Your instructions | Repeat the data verbatim.

Dataset records:
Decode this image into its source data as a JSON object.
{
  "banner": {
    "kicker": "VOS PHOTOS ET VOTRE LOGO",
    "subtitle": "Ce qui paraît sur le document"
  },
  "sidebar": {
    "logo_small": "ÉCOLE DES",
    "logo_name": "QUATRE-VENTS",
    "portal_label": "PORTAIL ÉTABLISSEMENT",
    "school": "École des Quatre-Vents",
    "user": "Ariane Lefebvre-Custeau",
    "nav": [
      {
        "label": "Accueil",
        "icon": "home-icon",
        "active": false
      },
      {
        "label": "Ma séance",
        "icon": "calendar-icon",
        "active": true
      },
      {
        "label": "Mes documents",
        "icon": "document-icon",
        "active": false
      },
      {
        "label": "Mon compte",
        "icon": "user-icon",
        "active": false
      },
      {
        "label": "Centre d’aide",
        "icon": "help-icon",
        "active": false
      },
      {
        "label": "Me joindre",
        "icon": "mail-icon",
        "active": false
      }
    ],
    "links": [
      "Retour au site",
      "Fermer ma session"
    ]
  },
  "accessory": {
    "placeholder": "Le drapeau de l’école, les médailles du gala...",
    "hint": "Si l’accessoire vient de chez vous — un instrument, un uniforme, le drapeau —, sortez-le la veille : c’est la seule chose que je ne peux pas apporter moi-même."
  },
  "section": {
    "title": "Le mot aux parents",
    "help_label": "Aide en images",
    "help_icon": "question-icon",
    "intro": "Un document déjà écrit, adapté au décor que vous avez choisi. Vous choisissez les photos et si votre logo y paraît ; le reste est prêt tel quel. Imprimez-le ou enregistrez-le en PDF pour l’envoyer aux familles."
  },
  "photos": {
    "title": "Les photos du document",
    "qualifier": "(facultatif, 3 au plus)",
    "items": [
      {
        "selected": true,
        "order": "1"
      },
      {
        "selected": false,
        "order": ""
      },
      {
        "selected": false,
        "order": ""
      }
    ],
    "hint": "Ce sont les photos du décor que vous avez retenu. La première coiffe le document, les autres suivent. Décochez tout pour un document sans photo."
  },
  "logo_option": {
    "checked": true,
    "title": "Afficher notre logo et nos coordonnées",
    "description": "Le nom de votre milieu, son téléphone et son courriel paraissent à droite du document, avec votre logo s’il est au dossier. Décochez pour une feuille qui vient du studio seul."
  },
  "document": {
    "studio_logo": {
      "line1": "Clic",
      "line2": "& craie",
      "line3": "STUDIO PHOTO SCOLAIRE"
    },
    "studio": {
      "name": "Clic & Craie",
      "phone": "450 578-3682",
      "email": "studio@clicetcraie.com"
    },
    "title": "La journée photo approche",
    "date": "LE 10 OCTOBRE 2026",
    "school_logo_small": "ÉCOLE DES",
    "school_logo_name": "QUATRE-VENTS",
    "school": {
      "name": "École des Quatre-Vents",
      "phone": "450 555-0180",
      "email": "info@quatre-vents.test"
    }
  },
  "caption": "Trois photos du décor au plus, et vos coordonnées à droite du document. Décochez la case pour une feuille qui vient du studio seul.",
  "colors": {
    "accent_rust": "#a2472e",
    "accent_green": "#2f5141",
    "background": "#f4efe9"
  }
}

Exercise answer |
Decode this image into its source data as a JSON object.
{
  "banner": {
    "kicker": "VOS PHOTOS ET VOTRE LOGO",
    "subtitle": "Ce qui paraît sur le document"
  },
  "sidebar": {
    "logo_small": "ÉCOLE DES",
    "logo_name": "QUATRE-VENTS",
    "portal_label": "PORTAIL ÉTABLISSEMENT",
    "school": "École des Quatre-Vents",
    "user": "Ariane Lefebvre-Custeau",
    "nav": [
      {
        "label": "Accueil",
        "icon": "home-icon",
        "active": false
      },
      {
        "label": "Ma séance",
        "icon": "calendar-icon",
        "active": true
      },
      {
        "label": "Mes documents",
        "icon": "document-icon",
        "active": false
      },
      {
        "label": "Mon compte",
        "icon": "user-icon",
        "active": false
      },
      {
        "label": "Centre d’aide",
        "icon": "help-icon",
        "active": false
      },
      {
        "label": "Me joindre",
        "icon": "mail-icon",
        "active": false
      }
    ],
    "links": [
      "Retour au site",
      "Fermer ma session"
    ]
  },
  "accessory": {
    "placeholder": "Le drapeau de l’école, les médailles du gala...",
    "hint": "Si l’accessoire vient de chez vous — un instrument, un uniforme, le drapeau —, sortez-le la veille : c’est la seule chose que je ne peux pas apporter moi-même."
  },
  "section": {
    "title": "Le mot aux parents",
    "help_label": "Aide en images",
    "help_icon": "question-icon",
    "intro": "Un document déjà écrit, adapté au décor que vous avez choisi. Vous choisissez les photos et si votre logo y paraît ; le reste est prêt tel quel. Imprimez-le ou enregistrez-le en PDF pour l’envoyer aux familles."
  },
  "photos": {
    "title": "Les photos du document",
    "qualifier": "(facultatif, 3 au plus)",
    "items": [
      {
        "selected": true,
        "order": "1"
      },
      {
        "selected": false,
        "order": ""
      },
      {
        "selected": false,
        "order": ""
      }
    ],
    "hint": "Ce sont les photos du décor que vous avez retenu. La première coiffe le document, les autres suivent. Décochez tout pour un document sans photo."
  },
  "logo_option": {
    "checked": true,
    "title": "Afficher notre logo et nos coordonnées",
    "description": "Le nom de votre milieu, son téléphone et son courriel paraissent à droite du document, avec votre logo s’il est au dossier. Décochez pour une feuille qui vient du studio seul."
  },
  "document": {
    "studio_logo": {
      "line1": "Clic",
      "line2": "& craie",
      "line3": "STUDIO PHOTO SCOLAIRE"
    },
    "studio": {
      "name": "Clic & Craie",
      "phone": "450 578-3682",
      "email": "studio@clicetcraie.com"
    },
    "title": "La journée photo approche",
    "date": "LE 10 OCTOBRE 2026",
    "school_logo_small": "ÉCOLE DES",
    "school_logo_name": "QUATRE-VENTS",
    "school": {
      "name": "École des Quatre-Vents",
      "phone": "450 555-0180",
      "email": "info@quatre-vents.test"
    }
  },
  "caption": "Trois photos du décor au plus, et vos coordonnées à droite du document. Décochez la case pour une feuille qui vient du studio seul.",
  "colors": {
    "accent_rust": "#a2472e",
    "accent_green": "#2f5141",
    "background": "#f4efe9"
  }
}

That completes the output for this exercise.